__What to work on__
Copy out each line of the data that holds the word "color".

__Data supplied__
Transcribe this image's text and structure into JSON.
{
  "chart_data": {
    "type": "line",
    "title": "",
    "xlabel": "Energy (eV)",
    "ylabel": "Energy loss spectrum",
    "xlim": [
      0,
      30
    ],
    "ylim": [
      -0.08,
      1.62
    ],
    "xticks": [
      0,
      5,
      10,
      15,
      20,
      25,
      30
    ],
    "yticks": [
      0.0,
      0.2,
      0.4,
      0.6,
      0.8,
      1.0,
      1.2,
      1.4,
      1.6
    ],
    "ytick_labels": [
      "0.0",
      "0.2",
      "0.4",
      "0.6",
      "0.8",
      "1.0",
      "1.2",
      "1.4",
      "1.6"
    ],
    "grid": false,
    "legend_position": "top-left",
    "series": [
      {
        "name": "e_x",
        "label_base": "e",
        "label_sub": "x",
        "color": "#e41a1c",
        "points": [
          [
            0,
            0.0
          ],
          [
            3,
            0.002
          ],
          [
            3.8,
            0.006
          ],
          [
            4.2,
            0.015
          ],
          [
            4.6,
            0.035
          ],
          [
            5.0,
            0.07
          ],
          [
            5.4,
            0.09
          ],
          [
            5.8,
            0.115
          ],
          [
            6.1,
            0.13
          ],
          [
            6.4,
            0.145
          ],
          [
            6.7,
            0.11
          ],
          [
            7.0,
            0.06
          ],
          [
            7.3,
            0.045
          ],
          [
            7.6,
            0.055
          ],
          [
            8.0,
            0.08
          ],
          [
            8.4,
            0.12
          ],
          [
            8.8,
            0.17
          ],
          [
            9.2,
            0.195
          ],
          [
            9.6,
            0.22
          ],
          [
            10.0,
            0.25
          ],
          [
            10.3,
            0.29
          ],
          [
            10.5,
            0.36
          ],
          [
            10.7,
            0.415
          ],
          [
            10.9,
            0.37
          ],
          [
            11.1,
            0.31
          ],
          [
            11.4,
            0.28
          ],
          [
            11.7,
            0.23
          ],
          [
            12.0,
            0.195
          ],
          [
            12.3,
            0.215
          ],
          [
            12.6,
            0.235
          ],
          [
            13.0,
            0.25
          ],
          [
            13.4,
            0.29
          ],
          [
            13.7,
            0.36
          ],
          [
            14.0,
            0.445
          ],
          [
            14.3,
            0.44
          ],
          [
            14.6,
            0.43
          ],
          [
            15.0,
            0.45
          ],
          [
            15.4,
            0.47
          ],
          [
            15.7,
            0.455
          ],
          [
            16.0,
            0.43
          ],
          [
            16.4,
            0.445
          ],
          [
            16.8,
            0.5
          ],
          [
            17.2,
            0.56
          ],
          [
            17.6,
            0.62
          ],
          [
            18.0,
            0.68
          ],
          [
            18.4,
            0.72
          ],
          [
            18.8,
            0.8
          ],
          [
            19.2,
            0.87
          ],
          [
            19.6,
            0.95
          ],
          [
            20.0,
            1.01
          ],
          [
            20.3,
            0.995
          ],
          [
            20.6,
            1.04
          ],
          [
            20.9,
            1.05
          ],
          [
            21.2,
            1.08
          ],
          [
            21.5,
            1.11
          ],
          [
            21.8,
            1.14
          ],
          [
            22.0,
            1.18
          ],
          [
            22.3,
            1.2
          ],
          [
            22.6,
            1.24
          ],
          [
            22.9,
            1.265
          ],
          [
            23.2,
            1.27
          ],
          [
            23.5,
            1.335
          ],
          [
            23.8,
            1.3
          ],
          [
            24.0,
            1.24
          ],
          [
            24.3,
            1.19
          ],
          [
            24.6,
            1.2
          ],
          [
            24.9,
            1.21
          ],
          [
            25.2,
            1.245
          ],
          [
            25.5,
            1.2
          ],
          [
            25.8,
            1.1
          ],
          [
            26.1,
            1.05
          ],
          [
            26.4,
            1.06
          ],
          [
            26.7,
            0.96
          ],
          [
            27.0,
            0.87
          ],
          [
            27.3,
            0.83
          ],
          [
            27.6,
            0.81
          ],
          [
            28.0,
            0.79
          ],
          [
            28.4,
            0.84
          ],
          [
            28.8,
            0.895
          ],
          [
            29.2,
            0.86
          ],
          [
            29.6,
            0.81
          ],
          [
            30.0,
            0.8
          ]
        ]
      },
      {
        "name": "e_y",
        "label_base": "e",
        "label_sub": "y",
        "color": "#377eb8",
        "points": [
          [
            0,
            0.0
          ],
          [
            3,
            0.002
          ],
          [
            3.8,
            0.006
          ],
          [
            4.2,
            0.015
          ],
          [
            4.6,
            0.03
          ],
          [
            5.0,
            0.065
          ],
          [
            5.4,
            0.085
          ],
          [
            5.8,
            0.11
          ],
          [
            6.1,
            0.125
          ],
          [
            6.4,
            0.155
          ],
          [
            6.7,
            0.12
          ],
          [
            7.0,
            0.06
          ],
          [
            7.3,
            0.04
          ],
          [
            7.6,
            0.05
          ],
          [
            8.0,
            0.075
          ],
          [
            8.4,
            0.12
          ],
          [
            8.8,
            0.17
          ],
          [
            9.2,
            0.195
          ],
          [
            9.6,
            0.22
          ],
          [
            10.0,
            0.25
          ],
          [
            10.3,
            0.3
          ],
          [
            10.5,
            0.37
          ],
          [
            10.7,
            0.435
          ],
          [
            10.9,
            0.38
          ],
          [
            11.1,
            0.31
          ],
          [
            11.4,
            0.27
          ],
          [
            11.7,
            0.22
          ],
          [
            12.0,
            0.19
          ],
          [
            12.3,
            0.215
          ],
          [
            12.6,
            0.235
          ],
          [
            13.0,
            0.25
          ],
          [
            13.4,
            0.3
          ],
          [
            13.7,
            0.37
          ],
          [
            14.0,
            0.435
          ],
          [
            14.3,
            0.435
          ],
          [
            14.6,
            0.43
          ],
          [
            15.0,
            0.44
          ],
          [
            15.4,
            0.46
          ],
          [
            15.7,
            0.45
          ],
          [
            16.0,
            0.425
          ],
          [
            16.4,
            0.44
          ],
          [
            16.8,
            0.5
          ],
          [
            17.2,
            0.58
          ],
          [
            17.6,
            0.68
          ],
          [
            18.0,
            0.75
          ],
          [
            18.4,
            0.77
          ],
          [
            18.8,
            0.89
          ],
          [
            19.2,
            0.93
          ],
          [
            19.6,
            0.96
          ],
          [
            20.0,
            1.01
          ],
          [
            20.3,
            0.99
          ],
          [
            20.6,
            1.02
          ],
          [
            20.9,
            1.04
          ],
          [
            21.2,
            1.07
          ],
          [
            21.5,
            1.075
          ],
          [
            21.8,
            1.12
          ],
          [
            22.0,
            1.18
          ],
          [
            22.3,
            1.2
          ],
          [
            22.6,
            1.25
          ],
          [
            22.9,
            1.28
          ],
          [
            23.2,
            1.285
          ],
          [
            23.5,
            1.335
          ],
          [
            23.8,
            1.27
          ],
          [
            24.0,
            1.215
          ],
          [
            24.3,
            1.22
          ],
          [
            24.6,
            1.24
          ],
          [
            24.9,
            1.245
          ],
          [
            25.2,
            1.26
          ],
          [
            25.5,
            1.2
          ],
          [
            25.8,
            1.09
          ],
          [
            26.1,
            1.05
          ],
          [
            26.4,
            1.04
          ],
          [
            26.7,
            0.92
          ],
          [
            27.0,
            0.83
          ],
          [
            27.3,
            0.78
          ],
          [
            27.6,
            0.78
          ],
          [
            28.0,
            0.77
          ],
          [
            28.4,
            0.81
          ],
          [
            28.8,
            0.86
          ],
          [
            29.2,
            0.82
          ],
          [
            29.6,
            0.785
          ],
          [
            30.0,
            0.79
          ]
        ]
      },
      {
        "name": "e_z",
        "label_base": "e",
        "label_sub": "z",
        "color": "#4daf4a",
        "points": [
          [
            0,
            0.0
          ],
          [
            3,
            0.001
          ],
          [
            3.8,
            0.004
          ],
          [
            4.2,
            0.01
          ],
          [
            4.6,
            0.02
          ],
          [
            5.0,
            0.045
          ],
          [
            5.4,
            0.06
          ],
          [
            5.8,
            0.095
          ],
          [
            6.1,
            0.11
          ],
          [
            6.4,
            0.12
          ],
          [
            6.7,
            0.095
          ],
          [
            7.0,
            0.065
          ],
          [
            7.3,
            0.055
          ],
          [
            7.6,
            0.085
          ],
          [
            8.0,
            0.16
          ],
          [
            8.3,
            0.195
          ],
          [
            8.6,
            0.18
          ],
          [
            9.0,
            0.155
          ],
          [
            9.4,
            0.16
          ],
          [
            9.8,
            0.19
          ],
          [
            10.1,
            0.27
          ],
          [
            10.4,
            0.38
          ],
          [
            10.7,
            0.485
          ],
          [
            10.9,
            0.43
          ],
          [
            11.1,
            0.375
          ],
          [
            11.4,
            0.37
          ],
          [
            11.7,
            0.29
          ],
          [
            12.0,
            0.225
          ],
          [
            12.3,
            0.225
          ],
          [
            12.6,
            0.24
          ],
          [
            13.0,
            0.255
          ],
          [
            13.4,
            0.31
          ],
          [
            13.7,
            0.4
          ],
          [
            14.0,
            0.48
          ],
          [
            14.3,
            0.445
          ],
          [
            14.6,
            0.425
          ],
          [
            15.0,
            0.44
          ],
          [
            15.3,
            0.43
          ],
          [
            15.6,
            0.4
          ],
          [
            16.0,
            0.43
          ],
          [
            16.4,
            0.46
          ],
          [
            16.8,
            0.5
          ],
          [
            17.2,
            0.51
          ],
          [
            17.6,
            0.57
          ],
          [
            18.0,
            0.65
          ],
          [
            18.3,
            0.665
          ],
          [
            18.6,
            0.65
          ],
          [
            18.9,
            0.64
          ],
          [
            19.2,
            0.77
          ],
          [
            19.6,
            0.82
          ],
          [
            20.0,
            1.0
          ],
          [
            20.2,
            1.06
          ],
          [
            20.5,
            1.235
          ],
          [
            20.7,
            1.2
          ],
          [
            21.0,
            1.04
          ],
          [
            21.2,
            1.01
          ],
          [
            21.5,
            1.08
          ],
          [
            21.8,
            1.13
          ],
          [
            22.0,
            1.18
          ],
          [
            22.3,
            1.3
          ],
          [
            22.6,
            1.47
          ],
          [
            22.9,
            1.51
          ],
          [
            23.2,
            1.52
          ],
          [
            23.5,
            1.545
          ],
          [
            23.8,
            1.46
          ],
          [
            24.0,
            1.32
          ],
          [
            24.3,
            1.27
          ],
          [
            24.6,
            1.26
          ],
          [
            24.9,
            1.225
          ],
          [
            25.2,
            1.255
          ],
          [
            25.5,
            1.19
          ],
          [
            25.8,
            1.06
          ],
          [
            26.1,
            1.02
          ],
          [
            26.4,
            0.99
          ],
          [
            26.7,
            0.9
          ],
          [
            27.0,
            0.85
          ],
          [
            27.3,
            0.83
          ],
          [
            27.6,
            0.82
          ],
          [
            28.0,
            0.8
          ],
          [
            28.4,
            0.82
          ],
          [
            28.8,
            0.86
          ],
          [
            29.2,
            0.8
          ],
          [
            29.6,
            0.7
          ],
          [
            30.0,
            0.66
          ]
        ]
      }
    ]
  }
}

__Written answer__
        "color": "#e41a1c",
        "color": "#377eb8",
        "color": "#4daf4a",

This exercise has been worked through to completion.